* _PROBLEM DETAILS_:
Please list every style of music that the BBC comments name after the words "all the music programmes".

* _ARTICLE_:

┌──

When I want to know what is really going on around the world, I can rely on BBC. These three letters represents the highest standard of broadcasting. Wish to thank each and every one of you working at BBC for your loyal service provided to all listeners/viewers all around the globe.
I'm sure that I speak for every British Merchant Seaman past and present in thanking the BCC world service for keeping us all sane on long passages, a copy of "London Calling" was worth its weight in gold.
However, all the output is of very high quality. Meridian Masterpiece, the Book Club, all the music programmes: classical music, jazz, garage and acid house, world music, Revolver, all in all a pretty eclectic mixture but always stimulating and enjoyable. What happened to the programme on Blues which appeared a couple of years ago?
Why can't we have it available 24/7 in Scotland?
Anatali (Maksimovitsh) Goldberg was very highly appreciated commentator in Tartu (State) University. We all were listening to him in secret. The BBC was forbidden and awfully popular among students in the 60s and 70s. I am sure, Anatali Maksimovitsh gave us a political education. Lots of ministers and members of parliament of today's Estonia - we all respect the BBC. Thank you, Anatoli Maksimovitsh.
Douglas Odeh, Nigerian
I was trying to study English for many years until I discovered the shortwave radio world and the BBC. The language lessons that were broadcast with explanations in Russian and English changed my life. I quickly mastered English, got a good job and eventually even worked as a translator! I was so impressed that I wrote an article "English By Radio" that was published in a maritime journal. I can say almost as Celine Dion: I am everything I am because you taught me! THANK YOU!

└──

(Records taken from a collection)
┌──

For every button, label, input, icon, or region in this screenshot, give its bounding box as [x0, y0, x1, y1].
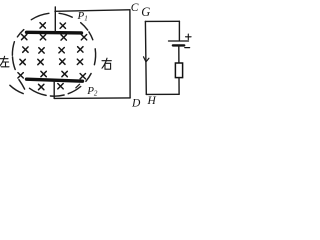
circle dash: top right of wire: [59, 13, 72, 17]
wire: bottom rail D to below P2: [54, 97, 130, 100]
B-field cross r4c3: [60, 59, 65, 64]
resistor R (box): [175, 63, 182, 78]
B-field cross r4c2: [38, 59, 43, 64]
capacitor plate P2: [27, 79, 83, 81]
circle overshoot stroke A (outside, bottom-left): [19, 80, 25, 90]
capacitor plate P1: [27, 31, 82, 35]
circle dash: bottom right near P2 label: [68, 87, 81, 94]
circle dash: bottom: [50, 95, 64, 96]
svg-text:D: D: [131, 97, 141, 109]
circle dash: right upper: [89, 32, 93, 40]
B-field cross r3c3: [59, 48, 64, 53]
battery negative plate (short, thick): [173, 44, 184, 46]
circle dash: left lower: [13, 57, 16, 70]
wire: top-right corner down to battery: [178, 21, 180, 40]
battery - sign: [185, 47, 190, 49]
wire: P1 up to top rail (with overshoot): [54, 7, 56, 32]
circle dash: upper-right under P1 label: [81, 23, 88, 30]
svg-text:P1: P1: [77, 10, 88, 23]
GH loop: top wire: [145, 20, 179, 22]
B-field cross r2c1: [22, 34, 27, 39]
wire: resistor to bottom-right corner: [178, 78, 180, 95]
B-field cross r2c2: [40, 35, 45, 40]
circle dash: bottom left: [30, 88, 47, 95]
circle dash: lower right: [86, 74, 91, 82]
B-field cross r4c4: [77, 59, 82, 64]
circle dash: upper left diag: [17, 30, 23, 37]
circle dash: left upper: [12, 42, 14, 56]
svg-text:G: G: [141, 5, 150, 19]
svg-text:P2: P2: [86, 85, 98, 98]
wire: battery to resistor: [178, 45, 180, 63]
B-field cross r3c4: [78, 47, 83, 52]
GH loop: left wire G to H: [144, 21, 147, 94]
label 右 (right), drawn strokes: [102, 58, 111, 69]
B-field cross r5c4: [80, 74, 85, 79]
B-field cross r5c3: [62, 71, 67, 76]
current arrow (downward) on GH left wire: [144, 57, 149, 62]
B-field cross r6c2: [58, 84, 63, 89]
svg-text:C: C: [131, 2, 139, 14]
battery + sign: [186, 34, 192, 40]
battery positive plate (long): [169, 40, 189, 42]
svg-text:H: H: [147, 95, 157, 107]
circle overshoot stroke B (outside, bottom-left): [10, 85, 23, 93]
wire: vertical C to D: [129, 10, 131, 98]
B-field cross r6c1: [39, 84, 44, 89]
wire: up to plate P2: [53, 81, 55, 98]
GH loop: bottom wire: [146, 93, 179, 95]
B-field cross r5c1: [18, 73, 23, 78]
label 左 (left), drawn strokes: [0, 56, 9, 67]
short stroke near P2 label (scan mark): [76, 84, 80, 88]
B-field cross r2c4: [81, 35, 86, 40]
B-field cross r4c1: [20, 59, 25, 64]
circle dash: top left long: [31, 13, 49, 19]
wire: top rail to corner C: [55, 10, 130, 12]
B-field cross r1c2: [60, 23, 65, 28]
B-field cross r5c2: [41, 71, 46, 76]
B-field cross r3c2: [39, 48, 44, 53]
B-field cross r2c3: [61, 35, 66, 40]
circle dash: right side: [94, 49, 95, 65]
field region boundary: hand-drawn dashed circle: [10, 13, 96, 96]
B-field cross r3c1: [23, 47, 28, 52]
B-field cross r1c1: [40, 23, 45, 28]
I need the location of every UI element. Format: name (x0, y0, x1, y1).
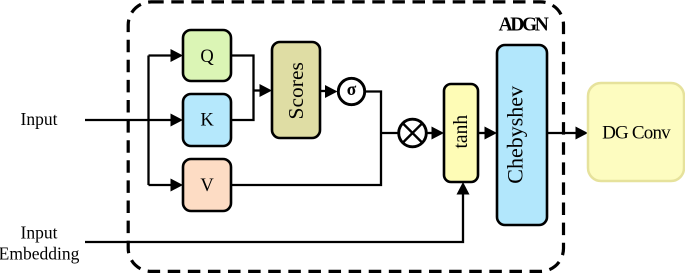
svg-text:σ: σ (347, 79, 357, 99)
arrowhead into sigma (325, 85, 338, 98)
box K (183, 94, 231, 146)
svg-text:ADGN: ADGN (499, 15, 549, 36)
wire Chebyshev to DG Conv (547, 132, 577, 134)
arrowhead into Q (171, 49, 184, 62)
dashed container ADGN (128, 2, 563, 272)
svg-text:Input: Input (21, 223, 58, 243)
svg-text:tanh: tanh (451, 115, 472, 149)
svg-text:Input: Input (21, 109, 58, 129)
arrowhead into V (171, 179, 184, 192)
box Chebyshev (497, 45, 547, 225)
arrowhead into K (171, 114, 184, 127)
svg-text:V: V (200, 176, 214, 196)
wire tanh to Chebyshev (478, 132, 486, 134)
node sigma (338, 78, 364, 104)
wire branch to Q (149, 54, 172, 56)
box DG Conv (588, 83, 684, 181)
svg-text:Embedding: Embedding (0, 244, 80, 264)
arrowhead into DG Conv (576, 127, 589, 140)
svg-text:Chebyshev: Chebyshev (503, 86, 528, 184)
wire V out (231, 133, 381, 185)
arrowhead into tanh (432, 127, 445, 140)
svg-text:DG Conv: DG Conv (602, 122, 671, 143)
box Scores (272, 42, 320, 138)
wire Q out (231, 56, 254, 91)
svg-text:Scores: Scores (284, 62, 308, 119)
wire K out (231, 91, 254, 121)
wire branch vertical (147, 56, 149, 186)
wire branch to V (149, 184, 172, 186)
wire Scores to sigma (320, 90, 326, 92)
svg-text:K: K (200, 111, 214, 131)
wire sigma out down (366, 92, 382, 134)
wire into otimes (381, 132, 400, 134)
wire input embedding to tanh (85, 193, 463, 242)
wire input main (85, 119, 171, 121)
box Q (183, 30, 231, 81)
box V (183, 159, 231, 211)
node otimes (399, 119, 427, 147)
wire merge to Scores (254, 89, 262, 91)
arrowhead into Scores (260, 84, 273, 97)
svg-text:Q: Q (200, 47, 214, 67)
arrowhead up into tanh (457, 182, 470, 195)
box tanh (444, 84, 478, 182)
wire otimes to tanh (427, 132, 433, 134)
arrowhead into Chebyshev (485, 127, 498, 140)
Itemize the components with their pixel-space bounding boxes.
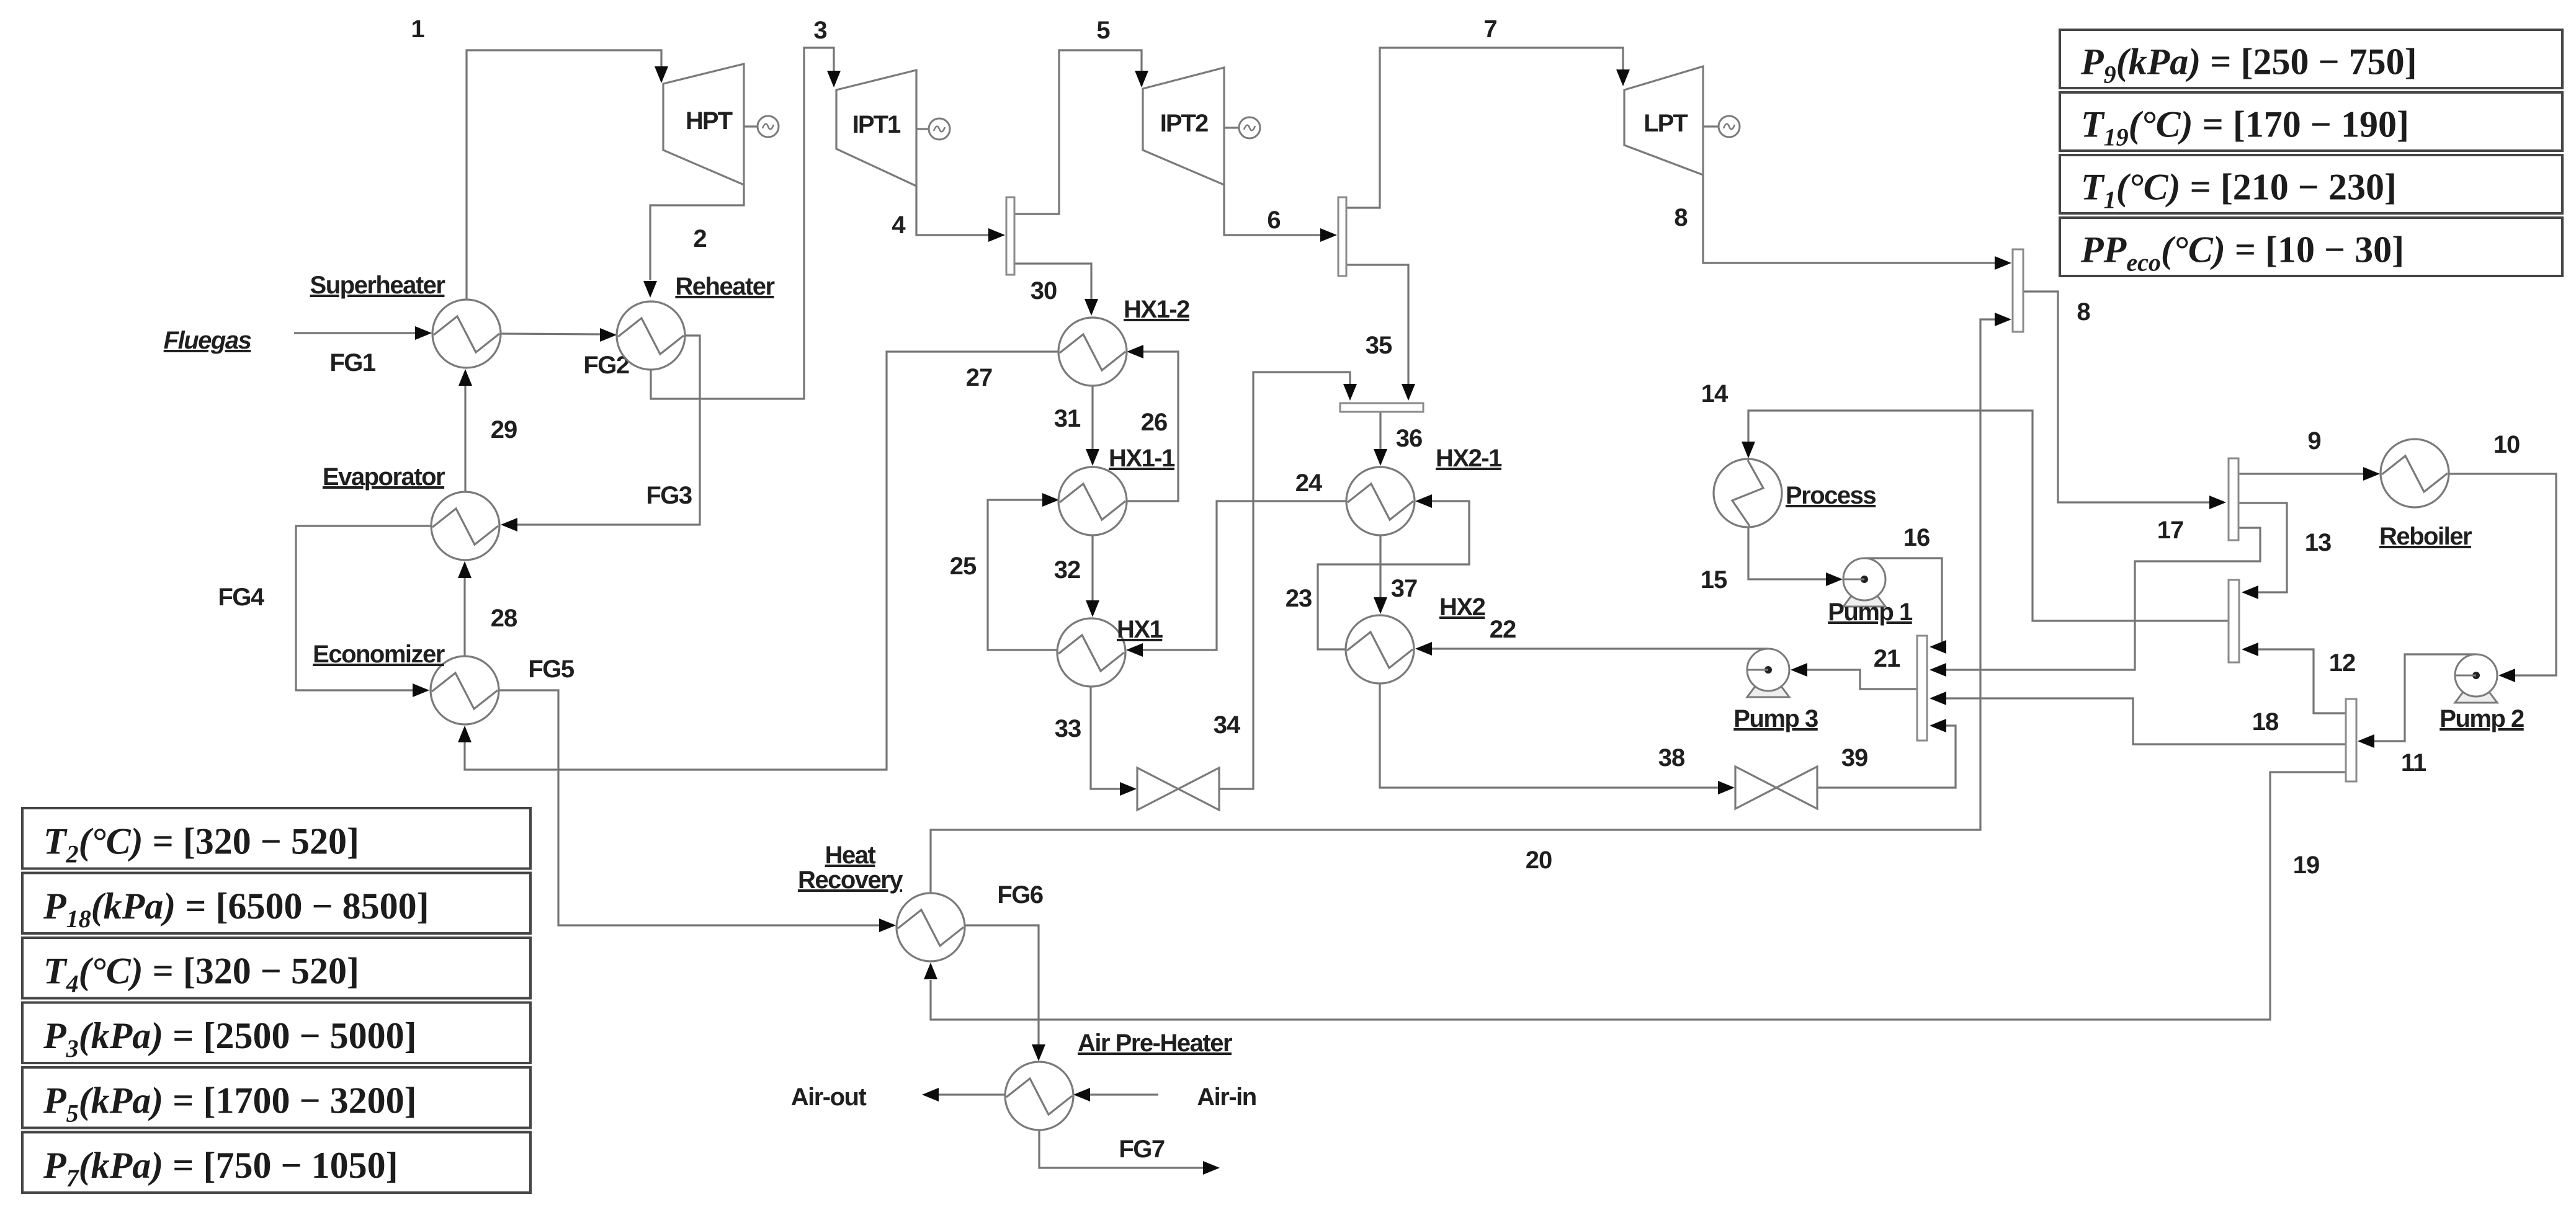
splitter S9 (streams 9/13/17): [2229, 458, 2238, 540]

└──

* _WRITTEN SOLUTION_:
classical music, jazz, garage, acid house, world music